■ **WRITTEN INSTRUCTION**: Collect all lines from the records below that include the word "name".

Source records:
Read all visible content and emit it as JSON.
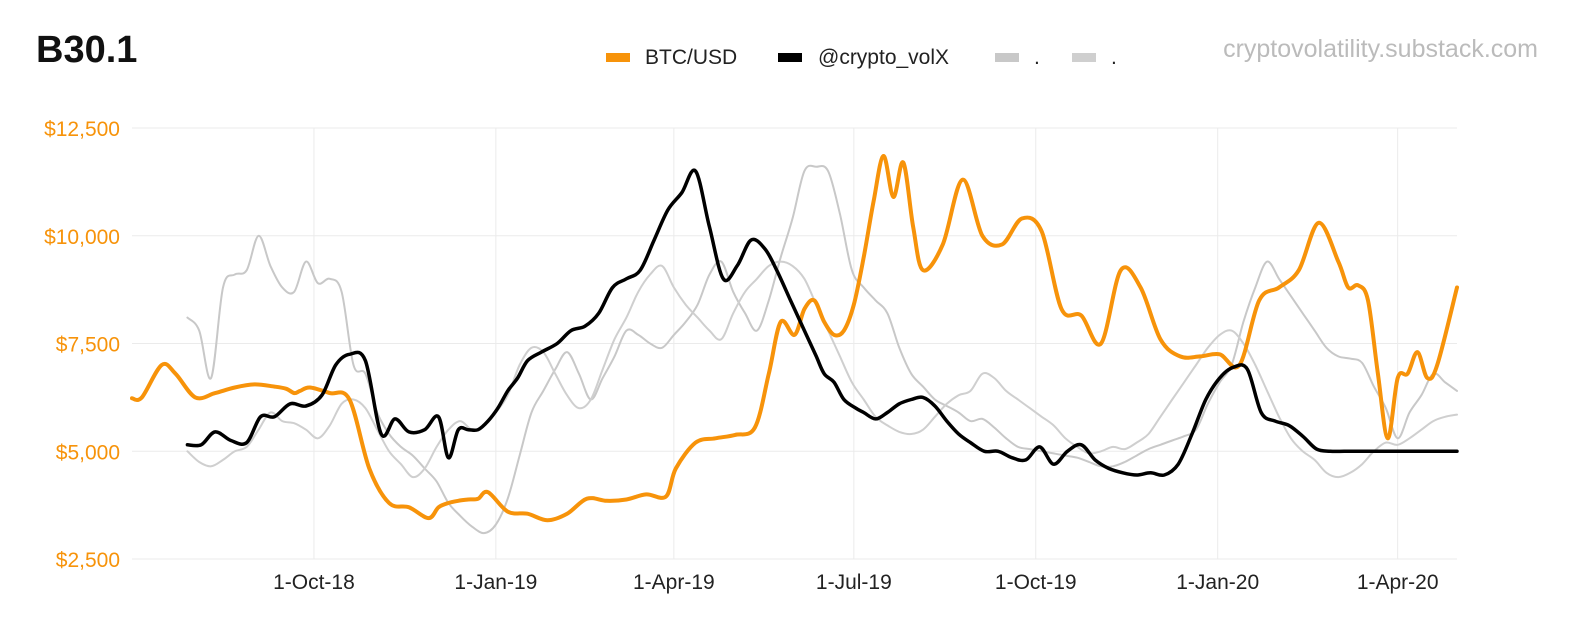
{
  "chart_data": {
    "type": "line",
    "title": "B30.1",
    "source": "cryptovolatility.substack.com",
    "xlabel": "",
    "ylabel": "",
    "x_ticks": [
      "1-Oct-18",
      "1-Jan-19",
      "1-Apr-19",
      "1-Jul-19",
      "1-Oct-19",
      "1-Jan-20",
      "1-Apr-20"
    ],
    "x_tick_days": [
      92,
      184,
      274,
      365,
      457,
      549,
      640
    ],
    "xlim": [
      0,
      670
    ],
    "y_ticks": [
      "$2,500",
      "$5,000",
      "$7,500",
      "$10,000",
      "$12,500"
    ],
    "y_tick_values": [
      2500,
      5000,
      7500,
      10000,
      12500
    ],
    "ylim": [
      2500,
      12500
    ],
    "grid": true,
    "legend_position": "top",
    "colors": {
      "btc": "#f7930a",
      "volx": "#000000",
      "gray1": "#c8c8c8",
      "gray2": "#cfcfcf",
      "ytick": "#f7930a",
      "grid": "#ebebeb"
    },
    "series": [
      {
        "name": "BTC/USD",
        "legend_label": "BTC/USD",
        "color": "#f7930a",
        "width": 4,
        "x": [
          0,
          5,
          15,
          22,
          32,
          42,
          52,
          62,
          72,
          78,
          82,
          85,
          90,
          100,
          110,
          120,
          130,
          140,
          150,
          155,
          160,
          165,
          170,
          175,
          180,
          190,
          200,
          210,
          220,
          230,
          240,
          250,
          260,
          270,
          275,
          285,
          295,
          305,
          315,
          322,
          328,
          335,
          340,
          345,
          350,
          355,
          360,
          365,
          370,
          375,
          380,
          385,
          390,
          395,
          400,
          410,
          420,
          430,
          440,
          450,
          460,
          470,
          480,
          490,
          500,
          510,
          520,
          530,
          540,
          550,
          560,
          570,
          580,
          590,
          600,
          610,
          615,
          620,
          625,
          630,
          635,
          640,
          645,
          650,
          655,
          660,
          670
        ],
        "y": [
          6230,
          6250,
          7000,
          6800,
          6250,
          6350,
          6480,
          6550,
          6500,
          6450,
          6350,
          6400,
          6480,
          6350,
          6200,
          4600,
          3800,
          3700,
          3450,
          3700,
          3800,
          3850,
          3880,
          3900,
          4050,
          3600,
          3550,
          3400,
          3550,
          3900,
          3850,
          3880,
          4000,
          3950,
          4600,
          5200,
          5300,
          5380,
          5550,
          6800,
          8000,
          7700,
          8300,
          8500,
          8000,
          7700,
          7800,
          8400,
          9500,
          10800,
          11850,
          10900,
          11700,
          10200,
          9200,
          9800,
          11300,
          10000,
          9800,
          10400,
          10100,
          8300,
          8150,
          7500,
          9200,
          8800,
          7600,
          7200,
          7200,
          7250,
          7000,
          8500,
          8800,
          9200,
          10300,
          9400,
          8800,
          8850,
          8500,
          6800,
          5300,
          6700,
          6800,
          7300,
          6700,
          7000,
          8800
        ]
      },
      {
        "name": "@crypto_volX",
        "legend_label": "@crypto_volX",
        "color": "#000000",
        "width": 3.5,
        "x": [
          28,
          35,
          42,
          50,
          58,
          65,
          72,
          80,
          88,
          96,
          103,
          110,
          118,
          126,
          133,
          140,
          148,
          155,
          160,
          165,
          170,
          175,
          180,
          185,
          190,
          195,
          200,
          207,
          215,
          222,
          229,
          236,
          243,
          250,
          257,
          264,
          271,
          278,
          285,
          292,
          299,
          306,
          313,
          320,
          326,
          333,
          340,
          346,
          350,
          355,
          360,
          366,
          370,
          376,
          382,
          388,
          394,
          400,
          406,
          412,
          418,
          424,
          431,
          438,
          445,
          452,
          459,
          466,
          473,
          480,
          487,
          494,
          501,
          508,
          515,
          522,
          529,
          536,
          543,
          550,
          557,
          564,
          571,
          578,
          585,
          592,
          599,
          606,
          613,
          620,
          627,
          634,
          641,
          648,
          655,
          662,
          670
        ],
        "y": [
          5150,
          5150,
          5450,
          5250,
          5200,
          5800,
          5800,
          6100,
          6050,
          6300,
          7000,
          7250,
          7100,
          5400,
          5750,
          5450,
          5500,
          5800,
          4850,
          5500,
          5500,
          5500,
          5700,
          6000,
          6400,
          6700,
          7100,
          7300,
          7500,
          7800,
          7900,
          8200,
          8800,
          9000,
          9200,
          9900,
          10600,
          11000,
          11500,
          10200,
          9000,
          9300,
          9900,
          9700,
          9200,
          8500,
          7800,
          7200,
          6800,
          6600,
          6200,
          6000,
          5900,
          5750,
          5900,
          6100,
          6200,
          6250,
          6050,
          5700,
          5400,
          5200,
          5000,
          5000,
          4850,
          4800,
          5100,
          4700,
          5000,
          5150,
          4800,
          4600,
          4500,
          4450,
          4500,
          4450,
          4700,
          5400,
          6200,
          6700,
          6950,
          6900,
          5900,
          5700,
          5600,
          5350,
          5050,
          5000,
          5000,
          5000,
          5000,
          5000,
          5000,
          5000,
          5000,
          5000,
          5000
        ]
      },
      {
        "name": ".",
        "legend_label": ".",
        "color": "#c8c8c8",
        "width": 2,
        "x": [
          28,
          34,
          40,
          46,
          52,
          58,
          64,
          70,
          76,
          82,
          88,
          94,
          100,
          106,
          112,
          118,
          124,
          130,
          136,
          142,
          148,
          154,
          160,
          166,
          172,
          178,
          184,
          190,
          196,
          202,
          208,
          214,
          220,
          226,
          232,
          238,
          244,
          250,
          256,
          262,
          268,
          274,
          280,
          286,
          292,
          298,
          304,
          310,
          316,
          322,
          328,
          334,
          340,
          346,
          352,
          358,
          364,
          370,
          376,
          382,
          388,
          394,
          400,
          406,
          412,
          418,
          424,
          430,
          436,
          442,
          448,
          454,
          460,
          466,
          472,
          478,
          484,
          490,
          496,
          502,
          508,
          514,
          520,
          526,
          532,
          538,
          544,
          550,
          556,
          562,
          568,
          574,
          580,
          586,
          592,
          598,
          604,
          610,
          616,
          622,
          628,
          634,
          640,
          646,
          652,
          658,
          664,
          670
        ],
        "y": [
          8100,
          7800,
          6700,
          8800,
          9100,
          9200,
          10000,
          9300,
          8800,
          8700,
          9400,
          8900,
          9000,
          8700,
          7000,
          6800,
          5900,
          5400,
          5100,
          4900,
          4600,
          4300,
          3800,
          3500,
          3250,
          3100,
          3300,
          3900,
          4900,
          5900,
          6400,
          6900,
          7300,
          6800,
          6200,
          6700,
          7200,
          7800,
          7700,
          7500,
          7400,
          7700,
          8000,
          8400,
          9100,
          9400,
          8700,
          8200,
          7800,
          8500,
          9500,
          10400,
          11500,
          11600,
          11500,
          10500,
          9200,
          8800,
          8500,
          8200,
          7400,
          6800,
          6500,
          6200,
          6050,
          5900,
          5700,
          5750,
          5550,
          5300,
          5100,
          5050,
          5000,
          4950,
          4900,
          4850,
          4750,
          4650,
          4650,
          4750,
          4900,
          5050,
          5150,
          5250,
          5350,
          5500,
          6100,
          6600,
          7000,
          8000,
          8800,
          9400,
          9000,
          8600,
          8200,
          7800,
          7400,
          7200,
          7150,
          7050,
          6500,
          6000,
          5300,
          5900,
          6300,
          6800,
          6600,
          6400
        ]
      },
      {
        "name": ".",
        "legend_label": ".",
        "color": "#cfcfcf",
        "width": 2,
        "x": [
          28,
          34,
          40,
          46,
          52,
          58,
          64,
          70,
          76,
          82,
          88,
          94,
          100,
          106,
          112,
          118,
          124,
          130,
          136,
          142,
          148,
          154,
          160,
          166,
          172,
          178,
          184,
          190,
          196,
          202,
          208,
          214,
          220,
          226,
          232,
          238,
          244,
          250,
          256,
          262,
          268,
          274,
          280,
          286,
          292,
          298,
          304,
          310,
          316,
          322,
          328,
          334,
          340,
          346,
          352,
          358,
          364,
          370,
          376,
          382,
          388,
          394,
          400,
          406,
          412,
          418,
          424,
          430,
          436,
          442,
          448,
          454,
          460,
          466,
          472,
          478,
          484,
          490,
          496,
          502,
          508,
          514,
          520,
          526,
          532,
          538,
          544,
          550,
          556,
          562,
          568,
          574,
          580,
          586,
          592,
          598,
          604,
          610,
          616,
          622,
          628,
          634,
          640,
          646,
          652,
          658,
          664,
          670
        ],
        "y": [
          5000,
          4750,
          4650,
          4800,
          5000,
          5100,
          5500,
          5900,
          5700,
          5650,
          5500,
          5300,
          5600,
          6100,
          6200,
          6000,
          5500,
          5000,
          4700,
          4400,
          4600,
          5100,
          5500,
          5700,
          5500,
          5600,
          5900,
          6300,
          7000,
          7400,
          7300,
          6800,
          6300,
          6000,
          6200,
          6900,
          7600,
          8100,
          8700,
          9100,
          9300,
          8800,
          8400,
          8100,
          7800,
          7600,
          8200,
          8700,
          9000,
          9300,
          9400,
          9300,
          9000,
          8400,
          7800,
          7200,
          6600,
          6200,
          5800,
          5600,
          5450,
          5400,
          5500,
          5800,
          6100,
          6300,
          6400,
          6800,
          6700,
          6400,
          6200,
          6000,
          5800,
          5600,
          5300,
          5100,
          4950,
          5000,
          5100,
          5050,
          5200,
          5400,
          5800,
          6200,
          6600,
          7000,
          7400,
          7700,
          7800,
          7500,
          7000,
          6400,
          5800,
          5300,
          5000,
          4800,
          4500,
          4400,
          4500,
          4700,
          5000,
          5200,
          5150,
          5300,
          5500,
          5700,
          5800,
          5850
        ]
      }
    ]
  }
}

■ **WRITTEN ANSWER**:
        "name": "BTC/USD",
        "name": "@crypto_volX",
        "name": ".",
        "name": ".",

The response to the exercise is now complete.